-- Begin --

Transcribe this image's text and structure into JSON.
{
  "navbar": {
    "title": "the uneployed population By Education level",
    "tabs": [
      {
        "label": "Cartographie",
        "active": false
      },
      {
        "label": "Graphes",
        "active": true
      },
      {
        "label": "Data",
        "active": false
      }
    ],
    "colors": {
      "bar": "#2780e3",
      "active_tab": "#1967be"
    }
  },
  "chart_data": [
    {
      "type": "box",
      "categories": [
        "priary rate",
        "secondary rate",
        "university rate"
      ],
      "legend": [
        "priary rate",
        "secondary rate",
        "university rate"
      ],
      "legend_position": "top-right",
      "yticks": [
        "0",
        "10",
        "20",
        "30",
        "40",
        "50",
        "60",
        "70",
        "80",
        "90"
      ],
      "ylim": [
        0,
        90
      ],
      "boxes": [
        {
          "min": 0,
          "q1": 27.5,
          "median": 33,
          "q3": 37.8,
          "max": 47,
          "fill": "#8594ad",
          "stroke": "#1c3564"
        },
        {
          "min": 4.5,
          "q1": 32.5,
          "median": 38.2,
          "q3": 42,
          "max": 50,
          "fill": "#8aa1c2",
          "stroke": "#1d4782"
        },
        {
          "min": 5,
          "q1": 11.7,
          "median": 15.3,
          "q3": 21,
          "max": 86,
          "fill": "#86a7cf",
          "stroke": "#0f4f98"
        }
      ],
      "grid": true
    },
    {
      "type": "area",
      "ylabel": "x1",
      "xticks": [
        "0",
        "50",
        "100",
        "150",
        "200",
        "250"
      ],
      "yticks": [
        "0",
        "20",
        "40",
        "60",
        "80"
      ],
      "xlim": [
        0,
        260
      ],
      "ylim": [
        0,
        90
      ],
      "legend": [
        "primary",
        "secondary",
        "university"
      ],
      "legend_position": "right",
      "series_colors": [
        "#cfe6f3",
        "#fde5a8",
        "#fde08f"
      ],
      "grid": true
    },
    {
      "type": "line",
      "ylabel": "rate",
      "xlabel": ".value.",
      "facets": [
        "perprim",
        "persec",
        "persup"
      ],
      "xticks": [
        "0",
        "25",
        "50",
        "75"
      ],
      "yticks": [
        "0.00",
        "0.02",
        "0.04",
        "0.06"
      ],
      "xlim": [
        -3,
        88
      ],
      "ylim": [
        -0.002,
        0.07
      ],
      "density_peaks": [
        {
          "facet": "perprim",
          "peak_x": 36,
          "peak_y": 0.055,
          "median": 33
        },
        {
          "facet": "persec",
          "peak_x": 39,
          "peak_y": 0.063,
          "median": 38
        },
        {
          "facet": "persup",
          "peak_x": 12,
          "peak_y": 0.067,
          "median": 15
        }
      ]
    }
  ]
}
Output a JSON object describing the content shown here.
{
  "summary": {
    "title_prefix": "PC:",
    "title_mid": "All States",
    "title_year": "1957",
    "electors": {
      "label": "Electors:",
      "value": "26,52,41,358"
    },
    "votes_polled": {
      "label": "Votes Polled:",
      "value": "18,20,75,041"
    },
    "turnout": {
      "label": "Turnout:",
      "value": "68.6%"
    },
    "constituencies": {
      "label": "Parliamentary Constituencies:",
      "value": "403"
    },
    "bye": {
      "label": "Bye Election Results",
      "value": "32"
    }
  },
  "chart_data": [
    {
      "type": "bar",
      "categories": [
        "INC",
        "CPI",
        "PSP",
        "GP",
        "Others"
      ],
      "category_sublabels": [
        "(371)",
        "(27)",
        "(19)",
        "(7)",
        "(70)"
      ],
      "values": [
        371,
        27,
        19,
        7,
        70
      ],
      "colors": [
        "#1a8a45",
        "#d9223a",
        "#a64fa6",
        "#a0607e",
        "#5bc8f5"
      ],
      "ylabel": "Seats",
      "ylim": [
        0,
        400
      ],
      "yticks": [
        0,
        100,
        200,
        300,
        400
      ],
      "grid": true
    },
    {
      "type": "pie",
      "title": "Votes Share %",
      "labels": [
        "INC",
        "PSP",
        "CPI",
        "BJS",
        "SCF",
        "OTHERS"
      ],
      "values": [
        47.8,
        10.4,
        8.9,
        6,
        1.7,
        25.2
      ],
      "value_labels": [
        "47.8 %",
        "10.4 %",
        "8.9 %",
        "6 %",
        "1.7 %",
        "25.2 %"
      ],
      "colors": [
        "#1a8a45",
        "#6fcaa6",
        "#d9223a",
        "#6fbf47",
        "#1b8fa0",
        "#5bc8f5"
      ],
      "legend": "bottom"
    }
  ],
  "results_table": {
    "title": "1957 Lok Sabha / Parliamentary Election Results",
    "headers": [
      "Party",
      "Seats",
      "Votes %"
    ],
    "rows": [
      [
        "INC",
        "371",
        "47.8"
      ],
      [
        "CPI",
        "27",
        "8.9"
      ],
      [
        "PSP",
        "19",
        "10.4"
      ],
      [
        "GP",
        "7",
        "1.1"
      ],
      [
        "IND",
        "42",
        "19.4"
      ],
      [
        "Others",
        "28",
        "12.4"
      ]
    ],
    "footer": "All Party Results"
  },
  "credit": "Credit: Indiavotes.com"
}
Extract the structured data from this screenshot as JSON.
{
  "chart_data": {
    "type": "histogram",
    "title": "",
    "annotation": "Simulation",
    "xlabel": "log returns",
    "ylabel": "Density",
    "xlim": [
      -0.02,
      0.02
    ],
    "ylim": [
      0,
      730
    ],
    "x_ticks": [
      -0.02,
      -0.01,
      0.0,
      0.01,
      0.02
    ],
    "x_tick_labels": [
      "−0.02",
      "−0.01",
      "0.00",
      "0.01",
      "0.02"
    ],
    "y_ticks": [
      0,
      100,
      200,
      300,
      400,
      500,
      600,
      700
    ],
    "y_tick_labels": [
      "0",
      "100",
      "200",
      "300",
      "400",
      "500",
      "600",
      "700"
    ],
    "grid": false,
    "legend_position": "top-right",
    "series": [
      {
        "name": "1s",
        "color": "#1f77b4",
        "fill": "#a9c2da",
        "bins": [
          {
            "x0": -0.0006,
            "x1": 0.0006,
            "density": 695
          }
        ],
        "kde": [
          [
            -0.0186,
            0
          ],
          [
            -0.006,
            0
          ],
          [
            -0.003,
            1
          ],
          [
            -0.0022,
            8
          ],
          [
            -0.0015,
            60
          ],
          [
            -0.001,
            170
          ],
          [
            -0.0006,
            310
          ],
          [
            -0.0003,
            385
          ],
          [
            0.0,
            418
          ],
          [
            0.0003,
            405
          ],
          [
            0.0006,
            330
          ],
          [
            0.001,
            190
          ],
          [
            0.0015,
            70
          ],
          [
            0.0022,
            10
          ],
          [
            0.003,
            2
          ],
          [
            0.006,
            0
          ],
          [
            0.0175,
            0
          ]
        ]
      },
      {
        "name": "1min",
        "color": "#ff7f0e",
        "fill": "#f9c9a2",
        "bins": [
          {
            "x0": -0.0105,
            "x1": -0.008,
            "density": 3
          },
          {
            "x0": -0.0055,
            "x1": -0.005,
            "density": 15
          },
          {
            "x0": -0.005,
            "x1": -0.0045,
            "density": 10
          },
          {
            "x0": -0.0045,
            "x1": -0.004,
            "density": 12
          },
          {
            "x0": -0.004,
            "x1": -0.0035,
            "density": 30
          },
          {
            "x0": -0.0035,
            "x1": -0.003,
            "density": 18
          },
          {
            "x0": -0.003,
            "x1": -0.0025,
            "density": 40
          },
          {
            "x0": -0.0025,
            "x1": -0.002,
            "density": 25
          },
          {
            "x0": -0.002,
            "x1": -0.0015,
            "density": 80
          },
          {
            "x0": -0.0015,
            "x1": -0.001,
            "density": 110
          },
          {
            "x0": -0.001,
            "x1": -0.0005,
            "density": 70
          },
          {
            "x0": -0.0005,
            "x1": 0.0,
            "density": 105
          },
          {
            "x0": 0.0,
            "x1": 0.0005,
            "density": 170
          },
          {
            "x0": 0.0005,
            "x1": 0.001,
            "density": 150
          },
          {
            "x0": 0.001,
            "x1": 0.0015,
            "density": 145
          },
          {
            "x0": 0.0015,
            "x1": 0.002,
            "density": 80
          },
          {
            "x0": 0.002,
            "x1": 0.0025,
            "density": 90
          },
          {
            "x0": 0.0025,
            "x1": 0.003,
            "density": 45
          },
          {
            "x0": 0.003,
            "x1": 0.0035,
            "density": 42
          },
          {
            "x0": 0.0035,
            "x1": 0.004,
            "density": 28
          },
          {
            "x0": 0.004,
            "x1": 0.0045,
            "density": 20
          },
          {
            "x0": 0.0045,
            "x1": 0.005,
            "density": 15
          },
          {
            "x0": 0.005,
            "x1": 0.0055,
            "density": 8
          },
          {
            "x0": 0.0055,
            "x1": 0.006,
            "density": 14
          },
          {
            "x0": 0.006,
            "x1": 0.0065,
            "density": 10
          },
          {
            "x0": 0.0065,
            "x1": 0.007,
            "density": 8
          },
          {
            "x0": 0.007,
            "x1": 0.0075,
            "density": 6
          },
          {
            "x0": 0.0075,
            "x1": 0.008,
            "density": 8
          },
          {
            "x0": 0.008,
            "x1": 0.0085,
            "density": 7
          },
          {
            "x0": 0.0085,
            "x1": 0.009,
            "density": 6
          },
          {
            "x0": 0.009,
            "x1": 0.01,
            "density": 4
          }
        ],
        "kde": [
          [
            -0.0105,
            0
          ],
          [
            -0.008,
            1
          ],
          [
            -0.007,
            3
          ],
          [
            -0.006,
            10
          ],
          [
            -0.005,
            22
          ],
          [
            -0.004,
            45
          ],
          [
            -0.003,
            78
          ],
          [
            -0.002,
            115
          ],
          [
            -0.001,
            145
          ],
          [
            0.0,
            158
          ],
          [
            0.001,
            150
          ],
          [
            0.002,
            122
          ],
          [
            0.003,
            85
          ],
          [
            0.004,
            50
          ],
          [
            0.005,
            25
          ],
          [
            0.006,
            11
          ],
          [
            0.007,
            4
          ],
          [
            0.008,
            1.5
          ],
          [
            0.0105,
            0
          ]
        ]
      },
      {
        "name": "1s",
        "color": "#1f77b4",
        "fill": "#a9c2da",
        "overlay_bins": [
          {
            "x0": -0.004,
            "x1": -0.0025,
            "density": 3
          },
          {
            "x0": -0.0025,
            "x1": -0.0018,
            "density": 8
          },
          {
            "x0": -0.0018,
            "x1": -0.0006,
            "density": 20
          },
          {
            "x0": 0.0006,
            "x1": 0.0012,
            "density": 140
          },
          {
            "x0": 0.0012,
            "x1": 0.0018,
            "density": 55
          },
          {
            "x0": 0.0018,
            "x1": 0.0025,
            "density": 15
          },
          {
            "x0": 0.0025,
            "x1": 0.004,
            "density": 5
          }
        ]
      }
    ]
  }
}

-- End --

Written request
Copy out each line of the records that holds the string "JSON".

Solution to the problem
Transcribe this image's text and structure into JSON.
Output a JSON object describing the content shown here.
Extract the structured data from this screenshot as JSON.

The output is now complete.